**Task to carry out**
Check every line of the material below for the string "Jessica", and return the ones that have it.

**Extracted material**
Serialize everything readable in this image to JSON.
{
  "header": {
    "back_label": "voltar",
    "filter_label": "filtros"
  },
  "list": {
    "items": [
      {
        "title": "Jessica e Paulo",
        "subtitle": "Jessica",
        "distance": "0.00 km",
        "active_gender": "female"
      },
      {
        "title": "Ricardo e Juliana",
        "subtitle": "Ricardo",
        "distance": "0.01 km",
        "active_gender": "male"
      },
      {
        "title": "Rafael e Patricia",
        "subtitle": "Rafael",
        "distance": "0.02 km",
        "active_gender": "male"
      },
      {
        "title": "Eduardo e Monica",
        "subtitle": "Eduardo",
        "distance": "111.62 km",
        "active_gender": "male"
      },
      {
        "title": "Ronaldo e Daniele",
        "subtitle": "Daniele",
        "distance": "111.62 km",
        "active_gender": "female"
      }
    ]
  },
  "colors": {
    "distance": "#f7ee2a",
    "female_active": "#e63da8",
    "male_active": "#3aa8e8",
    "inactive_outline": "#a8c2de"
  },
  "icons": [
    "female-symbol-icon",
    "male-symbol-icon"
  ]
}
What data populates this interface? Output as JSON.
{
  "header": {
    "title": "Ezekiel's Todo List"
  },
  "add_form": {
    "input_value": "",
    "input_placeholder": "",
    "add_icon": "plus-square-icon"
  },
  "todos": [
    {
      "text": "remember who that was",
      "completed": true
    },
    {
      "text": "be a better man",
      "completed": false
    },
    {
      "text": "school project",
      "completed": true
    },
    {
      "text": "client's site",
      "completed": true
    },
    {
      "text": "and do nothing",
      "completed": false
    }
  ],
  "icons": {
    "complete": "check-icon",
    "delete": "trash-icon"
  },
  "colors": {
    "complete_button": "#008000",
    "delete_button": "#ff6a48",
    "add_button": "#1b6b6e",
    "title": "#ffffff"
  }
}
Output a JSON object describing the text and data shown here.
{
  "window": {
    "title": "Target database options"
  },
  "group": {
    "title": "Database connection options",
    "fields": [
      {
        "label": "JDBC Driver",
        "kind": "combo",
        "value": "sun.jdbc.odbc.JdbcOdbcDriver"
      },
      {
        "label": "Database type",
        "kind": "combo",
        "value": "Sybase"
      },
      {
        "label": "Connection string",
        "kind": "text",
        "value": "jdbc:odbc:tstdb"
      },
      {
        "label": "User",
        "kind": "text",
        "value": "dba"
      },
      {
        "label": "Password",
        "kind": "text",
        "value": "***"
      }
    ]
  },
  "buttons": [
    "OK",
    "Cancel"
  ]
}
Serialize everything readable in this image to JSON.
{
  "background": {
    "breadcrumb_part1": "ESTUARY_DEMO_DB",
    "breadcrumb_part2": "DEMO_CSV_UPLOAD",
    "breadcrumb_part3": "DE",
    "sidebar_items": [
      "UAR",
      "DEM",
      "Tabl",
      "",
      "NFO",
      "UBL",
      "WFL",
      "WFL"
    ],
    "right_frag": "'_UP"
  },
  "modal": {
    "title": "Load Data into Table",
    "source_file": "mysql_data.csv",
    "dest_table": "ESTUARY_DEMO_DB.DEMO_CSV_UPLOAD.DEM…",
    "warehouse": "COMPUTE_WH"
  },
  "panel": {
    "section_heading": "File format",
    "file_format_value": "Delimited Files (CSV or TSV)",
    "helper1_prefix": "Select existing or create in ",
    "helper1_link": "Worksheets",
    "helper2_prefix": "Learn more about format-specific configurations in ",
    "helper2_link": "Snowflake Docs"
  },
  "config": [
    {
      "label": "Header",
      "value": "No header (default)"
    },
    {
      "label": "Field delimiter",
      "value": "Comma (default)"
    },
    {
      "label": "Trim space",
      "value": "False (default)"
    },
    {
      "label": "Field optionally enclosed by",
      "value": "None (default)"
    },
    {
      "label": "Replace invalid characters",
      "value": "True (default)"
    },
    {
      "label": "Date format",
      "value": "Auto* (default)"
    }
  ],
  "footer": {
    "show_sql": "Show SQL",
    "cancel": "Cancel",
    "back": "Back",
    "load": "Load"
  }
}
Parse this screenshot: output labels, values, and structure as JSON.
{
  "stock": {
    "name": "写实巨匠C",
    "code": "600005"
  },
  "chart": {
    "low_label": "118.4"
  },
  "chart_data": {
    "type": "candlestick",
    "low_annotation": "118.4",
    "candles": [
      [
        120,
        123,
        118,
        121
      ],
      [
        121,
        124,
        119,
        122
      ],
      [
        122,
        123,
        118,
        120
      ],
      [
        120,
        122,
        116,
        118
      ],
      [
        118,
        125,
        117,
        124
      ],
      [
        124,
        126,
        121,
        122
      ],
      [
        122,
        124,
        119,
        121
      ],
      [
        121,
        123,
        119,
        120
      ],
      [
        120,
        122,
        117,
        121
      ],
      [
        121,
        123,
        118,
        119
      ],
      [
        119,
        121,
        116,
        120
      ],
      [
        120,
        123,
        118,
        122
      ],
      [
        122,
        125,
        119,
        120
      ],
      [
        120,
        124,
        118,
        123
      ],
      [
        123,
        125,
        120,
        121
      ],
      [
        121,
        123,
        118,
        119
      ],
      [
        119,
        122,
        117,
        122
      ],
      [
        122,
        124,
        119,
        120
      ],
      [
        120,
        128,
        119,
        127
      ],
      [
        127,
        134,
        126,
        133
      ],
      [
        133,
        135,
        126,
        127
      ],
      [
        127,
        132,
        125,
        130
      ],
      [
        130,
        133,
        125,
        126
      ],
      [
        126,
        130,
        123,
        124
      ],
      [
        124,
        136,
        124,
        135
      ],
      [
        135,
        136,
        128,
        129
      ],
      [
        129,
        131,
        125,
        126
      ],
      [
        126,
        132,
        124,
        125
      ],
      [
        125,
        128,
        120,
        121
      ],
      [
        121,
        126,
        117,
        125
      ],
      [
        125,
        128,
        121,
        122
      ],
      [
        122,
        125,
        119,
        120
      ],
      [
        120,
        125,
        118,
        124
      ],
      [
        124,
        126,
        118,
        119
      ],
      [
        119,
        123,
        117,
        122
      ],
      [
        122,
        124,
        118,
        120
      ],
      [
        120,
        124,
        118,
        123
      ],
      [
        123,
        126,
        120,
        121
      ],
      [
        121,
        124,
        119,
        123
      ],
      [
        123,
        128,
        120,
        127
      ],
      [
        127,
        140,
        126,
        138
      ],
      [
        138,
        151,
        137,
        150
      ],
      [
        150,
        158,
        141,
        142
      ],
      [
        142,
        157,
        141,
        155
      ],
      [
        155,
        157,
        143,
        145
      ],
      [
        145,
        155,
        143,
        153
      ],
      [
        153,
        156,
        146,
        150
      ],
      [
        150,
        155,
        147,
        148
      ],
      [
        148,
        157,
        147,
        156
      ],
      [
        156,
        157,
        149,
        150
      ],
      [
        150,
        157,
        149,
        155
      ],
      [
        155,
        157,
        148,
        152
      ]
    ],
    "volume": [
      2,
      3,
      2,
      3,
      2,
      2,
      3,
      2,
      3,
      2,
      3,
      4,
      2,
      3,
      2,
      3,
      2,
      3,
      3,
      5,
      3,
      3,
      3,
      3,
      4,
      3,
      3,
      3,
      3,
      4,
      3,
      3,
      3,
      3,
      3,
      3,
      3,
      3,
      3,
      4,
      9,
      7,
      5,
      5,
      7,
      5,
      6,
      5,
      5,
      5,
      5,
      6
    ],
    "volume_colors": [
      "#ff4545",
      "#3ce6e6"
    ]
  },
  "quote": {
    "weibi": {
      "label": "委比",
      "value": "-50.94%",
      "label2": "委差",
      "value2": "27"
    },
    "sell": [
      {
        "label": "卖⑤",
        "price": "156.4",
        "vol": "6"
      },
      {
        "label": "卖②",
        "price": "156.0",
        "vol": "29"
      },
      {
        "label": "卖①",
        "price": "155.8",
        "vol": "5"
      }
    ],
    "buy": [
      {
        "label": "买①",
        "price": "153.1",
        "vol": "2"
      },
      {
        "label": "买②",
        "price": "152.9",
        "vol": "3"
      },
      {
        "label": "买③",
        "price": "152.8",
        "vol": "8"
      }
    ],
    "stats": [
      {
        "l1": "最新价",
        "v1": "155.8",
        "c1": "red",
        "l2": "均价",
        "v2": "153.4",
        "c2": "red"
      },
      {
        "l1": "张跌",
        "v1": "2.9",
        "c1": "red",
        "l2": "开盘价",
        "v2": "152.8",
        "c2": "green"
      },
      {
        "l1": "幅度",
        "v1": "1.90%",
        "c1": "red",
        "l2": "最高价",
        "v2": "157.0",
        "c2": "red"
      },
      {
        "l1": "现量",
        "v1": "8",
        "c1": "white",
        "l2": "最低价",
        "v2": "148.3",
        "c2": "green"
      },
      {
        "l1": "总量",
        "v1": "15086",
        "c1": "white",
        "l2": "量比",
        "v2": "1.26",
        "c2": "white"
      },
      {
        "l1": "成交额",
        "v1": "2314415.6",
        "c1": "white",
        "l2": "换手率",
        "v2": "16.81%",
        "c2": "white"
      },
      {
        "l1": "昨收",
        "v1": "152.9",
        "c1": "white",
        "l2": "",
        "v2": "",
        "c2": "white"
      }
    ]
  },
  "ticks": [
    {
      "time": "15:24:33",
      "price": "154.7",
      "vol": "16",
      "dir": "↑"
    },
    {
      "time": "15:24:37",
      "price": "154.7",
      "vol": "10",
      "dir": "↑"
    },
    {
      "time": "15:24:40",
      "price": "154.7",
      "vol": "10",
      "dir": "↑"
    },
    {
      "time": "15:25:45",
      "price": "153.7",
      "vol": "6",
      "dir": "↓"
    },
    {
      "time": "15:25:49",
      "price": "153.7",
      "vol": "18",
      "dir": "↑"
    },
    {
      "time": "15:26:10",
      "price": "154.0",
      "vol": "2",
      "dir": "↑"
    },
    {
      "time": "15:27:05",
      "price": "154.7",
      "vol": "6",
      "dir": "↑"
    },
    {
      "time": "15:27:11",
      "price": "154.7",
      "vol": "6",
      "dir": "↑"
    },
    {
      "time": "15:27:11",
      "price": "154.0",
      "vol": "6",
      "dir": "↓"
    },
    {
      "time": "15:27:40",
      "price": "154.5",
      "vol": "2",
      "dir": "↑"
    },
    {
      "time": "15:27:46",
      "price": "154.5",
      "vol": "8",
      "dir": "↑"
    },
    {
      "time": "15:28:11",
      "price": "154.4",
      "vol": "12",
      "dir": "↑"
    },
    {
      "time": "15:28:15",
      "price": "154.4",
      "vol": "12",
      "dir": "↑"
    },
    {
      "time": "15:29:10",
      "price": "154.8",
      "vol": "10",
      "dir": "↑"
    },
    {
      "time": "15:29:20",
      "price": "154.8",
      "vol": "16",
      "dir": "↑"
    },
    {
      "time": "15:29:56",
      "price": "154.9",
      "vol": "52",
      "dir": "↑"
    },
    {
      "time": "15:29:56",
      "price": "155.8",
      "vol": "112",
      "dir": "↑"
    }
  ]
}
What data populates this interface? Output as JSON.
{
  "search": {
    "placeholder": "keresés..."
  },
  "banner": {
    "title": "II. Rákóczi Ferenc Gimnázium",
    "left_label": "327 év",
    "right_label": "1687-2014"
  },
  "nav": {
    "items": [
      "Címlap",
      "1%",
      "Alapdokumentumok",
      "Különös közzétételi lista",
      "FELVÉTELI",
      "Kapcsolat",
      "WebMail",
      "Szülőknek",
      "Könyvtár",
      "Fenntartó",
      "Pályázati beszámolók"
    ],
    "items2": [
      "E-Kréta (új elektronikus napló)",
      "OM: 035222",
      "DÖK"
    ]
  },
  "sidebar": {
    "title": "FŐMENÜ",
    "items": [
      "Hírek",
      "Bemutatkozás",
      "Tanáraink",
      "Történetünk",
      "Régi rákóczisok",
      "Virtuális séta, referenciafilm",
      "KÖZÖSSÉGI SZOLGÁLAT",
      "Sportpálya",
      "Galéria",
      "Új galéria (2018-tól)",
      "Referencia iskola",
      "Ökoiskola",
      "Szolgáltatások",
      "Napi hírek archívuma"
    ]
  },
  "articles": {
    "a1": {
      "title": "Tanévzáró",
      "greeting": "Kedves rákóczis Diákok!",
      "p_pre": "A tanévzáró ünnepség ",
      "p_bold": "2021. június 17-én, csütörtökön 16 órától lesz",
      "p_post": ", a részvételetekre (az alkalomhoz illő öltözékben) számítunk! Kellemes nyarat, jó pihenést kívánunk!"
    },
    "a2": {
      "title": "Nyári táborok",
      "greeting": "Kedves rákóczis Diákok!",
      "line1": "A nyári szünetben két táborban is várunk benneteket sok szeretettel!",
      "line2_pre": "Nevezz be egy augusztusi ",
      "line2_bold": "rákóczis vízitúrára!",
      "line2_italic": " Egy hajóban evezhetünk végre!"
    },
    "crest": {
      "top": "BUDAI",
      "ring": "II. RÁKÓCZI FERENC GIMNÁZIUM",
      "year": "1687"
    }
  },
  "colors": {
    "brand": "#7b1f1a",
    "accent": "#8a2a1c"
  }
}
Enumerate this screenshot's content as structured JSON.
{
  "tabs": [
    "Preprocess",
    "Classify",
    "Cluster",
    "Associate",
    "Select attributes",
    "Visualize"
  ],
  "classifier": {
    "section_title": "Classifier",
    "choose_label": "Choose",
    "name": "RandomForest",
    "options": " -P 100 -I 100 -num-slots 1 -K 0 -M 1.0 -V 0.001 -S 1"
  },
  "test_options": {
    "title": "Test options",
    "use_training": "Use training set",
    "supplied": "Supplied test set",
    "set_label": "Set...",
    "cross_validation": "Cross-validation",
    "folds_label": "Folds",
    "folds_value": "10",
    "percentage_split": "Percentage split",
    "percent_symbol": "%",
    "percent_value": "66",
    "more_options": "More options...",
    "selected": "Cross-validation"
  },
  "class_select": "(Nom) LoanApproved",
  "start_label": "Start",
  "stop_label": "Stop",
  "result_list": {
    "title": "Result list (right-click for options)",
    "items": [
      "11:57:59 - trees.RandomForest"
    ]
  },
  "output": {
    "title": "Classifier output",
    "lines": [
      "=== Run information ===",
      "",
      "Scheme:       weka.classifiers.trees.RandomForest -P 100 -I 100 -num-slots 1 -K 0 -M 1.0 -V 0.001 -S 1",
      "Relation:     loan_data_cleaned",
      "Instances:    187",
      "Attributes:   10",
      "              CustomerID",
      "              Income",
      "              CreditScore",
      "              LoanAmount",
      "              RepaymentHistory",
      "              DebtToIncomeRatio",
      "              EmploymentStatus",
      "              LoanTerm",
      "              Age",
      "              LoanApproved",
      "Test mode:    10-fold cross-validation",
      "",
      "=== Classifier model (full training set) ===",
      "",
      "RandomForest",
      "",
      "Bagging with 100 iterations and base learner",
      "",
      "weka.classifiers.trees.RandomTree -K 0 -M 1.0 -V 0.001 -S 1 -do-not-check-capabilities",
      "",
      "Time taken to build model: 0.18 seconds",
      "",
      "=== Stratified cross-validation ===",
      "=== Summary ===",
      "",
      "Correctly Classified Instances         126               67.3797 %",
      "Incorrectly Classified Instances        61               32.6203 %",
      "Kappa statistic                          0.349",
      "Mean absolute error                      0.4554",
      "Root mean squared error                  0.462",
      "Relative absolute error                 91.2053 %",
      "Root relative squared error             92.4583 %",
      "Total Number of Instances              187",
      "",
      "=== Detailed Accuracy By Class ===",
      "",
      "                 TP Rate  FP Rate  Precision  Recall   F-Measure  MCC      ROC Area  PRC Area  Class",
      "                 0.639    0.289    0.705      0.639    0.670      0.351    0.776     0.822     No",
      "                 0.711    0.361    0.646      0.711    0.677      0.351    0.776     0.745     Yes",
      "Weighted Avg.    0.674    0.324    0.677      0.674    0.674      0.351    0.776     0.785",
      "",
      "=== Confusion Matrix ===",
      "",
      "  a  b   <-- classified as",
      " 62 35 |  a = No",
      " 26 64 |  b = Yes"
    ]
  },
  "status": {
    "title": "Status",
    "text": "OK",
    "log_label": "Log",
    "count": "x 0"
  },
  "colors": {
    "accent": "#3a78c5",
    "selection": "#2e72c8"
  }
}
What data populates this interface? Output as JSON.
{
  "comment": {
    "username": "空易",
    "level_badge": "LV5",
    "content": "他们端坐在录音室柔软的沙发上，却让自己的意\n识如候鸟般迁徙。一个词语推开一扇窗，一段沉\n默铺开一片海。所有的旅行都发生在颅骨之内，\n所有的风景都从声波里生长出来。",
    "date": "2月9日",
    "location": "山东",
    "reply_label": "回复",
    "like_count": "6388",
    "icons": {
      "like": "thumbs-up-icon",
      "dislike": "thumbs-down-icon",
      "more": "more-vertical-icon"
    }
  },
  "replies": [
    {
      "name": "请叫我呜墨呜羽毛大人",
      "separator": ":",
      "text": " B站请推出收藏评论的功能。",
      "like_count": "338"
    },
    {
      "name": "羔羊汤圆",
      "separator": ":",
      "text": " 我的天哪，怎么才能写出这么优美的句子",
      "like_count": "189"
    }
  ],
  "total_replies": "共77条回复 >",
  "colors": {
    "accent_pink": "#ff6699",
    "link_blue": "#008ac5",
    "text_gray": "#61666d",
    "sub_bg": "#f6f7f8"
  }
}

**Result**
        "title": "Jessica e Paulo",
        "subtitle": "Jessica",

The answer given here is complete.